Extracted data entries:
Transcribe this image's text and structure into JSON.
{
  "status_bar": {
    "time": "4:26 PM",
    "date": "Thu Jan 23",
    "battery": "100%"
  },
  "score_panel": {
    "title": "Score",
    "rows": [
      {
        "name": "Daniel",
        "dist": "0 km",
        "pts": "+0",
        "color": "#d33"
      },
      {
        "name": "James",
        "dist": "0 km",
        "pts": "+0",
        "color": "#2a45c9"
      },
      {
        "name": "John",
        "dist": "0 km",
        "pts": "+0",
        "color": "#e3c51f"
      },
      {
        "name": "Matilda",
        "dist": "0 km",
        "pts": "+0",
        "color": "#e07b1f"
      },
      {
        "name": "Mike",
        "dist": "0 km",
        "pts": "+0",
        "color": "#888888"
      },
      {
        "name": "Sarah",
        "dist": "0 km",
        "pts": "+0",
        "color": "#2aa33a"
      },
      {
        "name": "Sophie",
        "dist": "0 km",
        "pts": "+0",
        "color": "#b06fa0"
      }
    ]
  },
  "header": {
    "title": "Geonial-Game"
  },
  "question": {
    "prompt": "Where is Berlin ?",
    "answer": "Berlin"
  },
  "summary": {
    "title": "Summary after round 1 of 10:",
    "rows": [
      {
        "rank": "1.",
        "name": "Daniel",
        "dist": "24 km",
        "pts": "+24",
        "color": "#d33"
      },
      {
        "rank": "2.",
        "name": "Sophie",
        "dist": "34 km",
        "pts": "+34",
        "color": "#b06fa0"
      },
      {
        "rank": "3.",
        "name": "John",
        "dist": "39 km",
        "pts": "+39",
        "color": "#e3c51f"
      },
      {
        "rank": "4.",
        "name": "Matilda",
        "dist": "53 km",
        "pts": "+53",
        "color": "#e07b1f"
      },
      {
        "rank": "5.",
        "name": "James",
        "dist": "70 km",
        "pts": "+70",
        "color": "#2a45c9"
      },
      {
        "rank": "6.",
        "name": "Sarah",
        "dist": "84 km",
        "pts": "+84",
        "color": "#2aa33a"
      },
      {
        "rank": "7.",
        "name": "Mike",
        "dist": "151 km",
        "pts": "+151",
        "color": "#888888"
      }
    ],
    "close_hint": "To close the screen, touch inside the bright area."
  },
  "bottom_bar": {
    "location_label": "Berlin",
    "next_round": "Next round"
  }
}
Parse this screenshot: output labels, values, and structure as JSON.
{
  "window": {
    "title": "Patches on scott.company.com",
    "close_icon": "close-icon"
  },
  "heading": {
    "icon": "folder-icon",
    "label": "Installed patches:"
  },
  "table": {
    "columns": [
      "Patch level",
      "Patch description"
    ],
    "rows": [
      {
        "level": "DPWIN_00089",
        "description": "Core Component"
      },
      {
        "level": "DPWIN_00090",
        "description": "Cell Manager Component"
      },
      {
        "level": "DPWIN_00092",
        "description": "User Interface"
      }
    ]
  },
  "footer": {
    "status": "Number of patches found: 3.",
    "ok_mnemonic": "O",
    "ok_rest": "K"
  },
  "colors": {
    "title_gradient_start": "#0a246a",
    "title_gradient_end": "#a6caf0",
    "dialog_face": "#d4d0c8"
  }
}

**Your instructions:**
Write out every line of the material again, exactly as it reads.

**Reply:**
Transcribe this image's text and structure into JSON.
{
  "status_bar": {
    "time": "4:26 PM",
    "date": "Thu Jan 23",
    "battery": "100%"
  },
  "score_panel": {
    "title": "Score",
    "rows": [
      {
        "name": "Daniel",
        "dist": "0 km",
        "pts": "+0",
        "color": "#d33"
      },
      {
        "name": "James",
        "dist": "0 km",
        "pts": "+0",
        "color": "#2a45c9"
      },
      {
        "name": "John",
        "dist": "0 km",
        "pts": "+0",
        "color": "#e3c51f"
      },
      {
        "name": "Matilda",
        "dist": "0 km",
        "pts": "+0",
        "color": "#e07b1f"
      },
      {
        "name": "Mike",
        "dist": "0 km",
        "pts": "+0",
        "color": "#888888"
      },
      {
        "name": "Sarah",
        "dist": "0 km",
        "pts": "+0",
        "color": "#2aa33a"
      },
      {
        "name": "Sophie",
        "dist": "0 km",
        "pts": "+0",
        "color": "#b06fa0"
      }
    ]
  },
  "header": {
    "title": "Geonial-Game"
  },
  "question": {
    "prompt": "Where is Berlin ?",
    "answer": "Berlin"
  },
  "summary": {
    "title": "Summary after round 1 of 10:",
    "rows": [
      {
        "rank": "1.",
        "name": "Daniel",
        "dist": "24 km",
        "pts": "+24",
        "color": "#d33"
      },
      {
        "rank": "2.",
        "name": "Sophie",
        "dist": "34 km",
        "pts": "+34",
        "color": "#b06fa0"
      },
      {
        "rank": "3.",
        "name": "John",
        "dist": "39 km",
        "pts": "+39",
        "color": "#e3c51f"
      },
      {
        "rank": "4.",
        "name": "Matilda",
        "dist": "53 km",
        "pts": "+53",
        "color": "#e07b1f"
      },
      {
        "rank": "5.",
        "name": "James",
        "dist": "70 km",
        "pts": "+70",
        "color": "#2a45c9"
      },
      {
        "rank": "6.",
        "name": "Sarah",
        "dist": "84 km",
        "pts": "+84",
        "color": "#2aa33a"
      },
      {
        "rank": "7.",
        "name": "Mike",
        "dist": "151 km",
        "pts": "+151",
        "color": "#888888"
      }
    ],
    "close_hint": "To close the screen, touch inside the bright area."
  },
  "bottom_bar": {
    "location_label": "Berlin",
    "next_round": "Next round"
  }
}
Parse this screenshot: output labels, values, and structure as JSON.
{
  "window": {
    "title": "Patches on scott.company.com",
    "close_icon": "close-icon"
  },
  "heading": {
    "icon": "folder-icon",
    "label": "Installed patches:"
  },
  "table": {
    "columns": [
      "Patch level",
      "Patch description"
    ],
    "rows": [
      {
        "level": "DPWIN_00089",
        "description": "Core Component"
      },
      {
        "level": "DPWIN_00090",
        "description": "Cell Manager Component"
      },
      {
        "level": "DPWIN_00092",
        "description": "User Interface"
      }
    ]
  },
  "footer": {
    "status": "Number of patches found: 3.",
    "ok_mnemonic": "O",
    "ok_rest": "K"
  },
  "colors": {
    "title_gradient_start": "#0a246a",
    "title_gradient_end": "#a6caf0",
    "dialog_face": "#d4d0c8"
  }
}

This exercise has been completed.